Annotated region listings.
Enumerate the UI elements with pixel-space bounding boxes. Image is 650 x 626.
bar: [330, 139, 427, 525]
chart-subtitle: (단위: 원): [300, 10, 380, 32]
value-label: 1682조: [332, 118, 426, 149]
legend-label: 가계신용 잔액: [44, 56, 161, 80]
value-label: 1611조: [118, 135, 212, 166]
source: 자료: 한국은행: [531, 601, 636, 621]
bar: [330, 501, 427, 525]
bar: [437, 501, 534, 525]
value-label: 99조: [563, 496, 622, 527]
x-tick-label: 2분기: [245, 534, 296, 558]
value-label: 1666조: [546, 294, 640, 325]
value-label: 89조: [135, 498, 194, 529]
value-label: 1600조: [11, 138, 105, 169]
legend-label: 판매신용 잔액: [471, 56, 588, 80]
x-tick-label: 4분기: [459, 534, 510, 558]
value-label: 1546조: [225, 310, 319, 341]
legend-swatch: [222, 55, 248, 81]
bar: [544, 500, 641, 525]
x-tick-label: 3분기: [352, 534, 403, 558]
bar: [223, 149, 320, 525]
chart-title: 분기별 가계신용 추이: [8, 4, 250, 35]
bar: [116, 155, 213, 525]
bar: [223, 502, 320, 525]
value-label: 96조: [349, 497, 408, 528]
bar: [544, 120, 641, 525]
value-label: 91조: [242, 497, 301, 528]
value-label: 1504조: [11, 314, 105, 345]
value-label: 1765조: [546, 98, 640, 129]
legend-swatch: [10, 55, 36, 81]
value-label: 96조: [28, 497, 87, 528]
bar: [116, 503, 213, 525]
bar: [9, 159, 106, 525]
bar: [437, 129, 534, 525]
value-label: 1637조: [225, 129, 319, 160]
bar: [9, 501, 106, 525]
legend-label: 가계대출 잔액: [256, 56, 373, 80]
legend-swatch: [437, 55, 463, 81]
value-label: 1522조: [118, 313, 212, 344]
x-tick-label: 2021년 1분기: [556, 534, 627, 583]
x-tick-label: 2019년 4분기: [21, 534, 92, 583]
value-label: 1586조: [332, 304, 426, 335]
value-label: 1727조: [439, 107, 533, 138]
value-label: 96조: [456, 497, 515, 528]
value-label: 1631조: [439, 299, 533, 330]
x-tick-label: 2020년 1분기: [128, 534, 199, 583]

Stated goal.
Retype every item above line for line, without changing a single character.

Answer for the task.
Enumerate the UI elements with pixel-space bounding boxes. Image is 650 x 626.
bar: [330, 139, 427, 525]
chart-subtitle: (단위: 원): [300, 10, 380, 32]
value-label: 1682조: [332, 118, 426, 149]
legend-label: 가계신용 잔액: [44, 56, 161, 80]
value-label: 1611조: [118, 135, 212, 166]
source: 자료: 한국은행: [531, 601, 636, 621]
bar: [330, 501, 427, 525]
bar: [437, 501, 534, 525]
value-label: 99조: [563, 496, 622, 527]
x-tick-label: 2분기: [245, 534, 296, 558]
value-label: 1666조: [546, 294, 640, 325]
value-label: 89조: [135, 498, 194, 529]
value-label: 1600조: [11, 138, 105, 169]
legend-label: 판매신용 잔액: [471, 56, 588, 80]
x-tick-label: 4분기: [459, 534, 510, 558]
value-label: 1546조: [225, 310, 319, 341]
legend-swatch: [222, 55, 248, 81]
bar: [544, 500, 641, 525]
x-tick-label: 3분기: [352, 534, 403, 558]
bar: [223, 149, 320, 525]
chart-title: 분기별 가계신용 추이: [8, 4, 250, 35]
bar: [116, 155, 213, 525]
bar: [223, 502, 320, 525]
value-label: 96조: [349, 497, 408, 528]
bar: [544, 120, 641, 525]
value-label: 91조: [242, 497, 301, 528]
value-label: 1504조: [11, 314, 105, 345]
value-label: 1765조: [546, 98, 640, 129]
legend-swatch: [10, 55, 36, 81]
value-label: 96조: [28, 497, 87, 528]
bar: [116, 503, 213, 525]
bar: [9, 159, 106, 525]
bar: [437, 129, 534, 525]
value-label: 1637조: [225, 129, 319, 160]
bar: [9, 501, 106, 525]
legend-label: 가계대출 잔액: [256, 56, 373, 80]
legend-swatch: [437, 55, 463, 81]
value-label: 1522조: [118, 313, 212, 344]
x-tick-label: 2021년 1분기: [556, 534, 627, 583]
x-tick-label: 2019년 4분기: [21, 534, 92, 583]
value-label: 1586조: [332, 304, 426, 335]
value-label: 1727조: [439, 107, 533, 138]
value-label: 96조: [456, 497, 515, 528]
value-label: 1631조: [439, 299, 533, 330]
x-tick-label: 2020년 1분기: [128, 534, 199, 583]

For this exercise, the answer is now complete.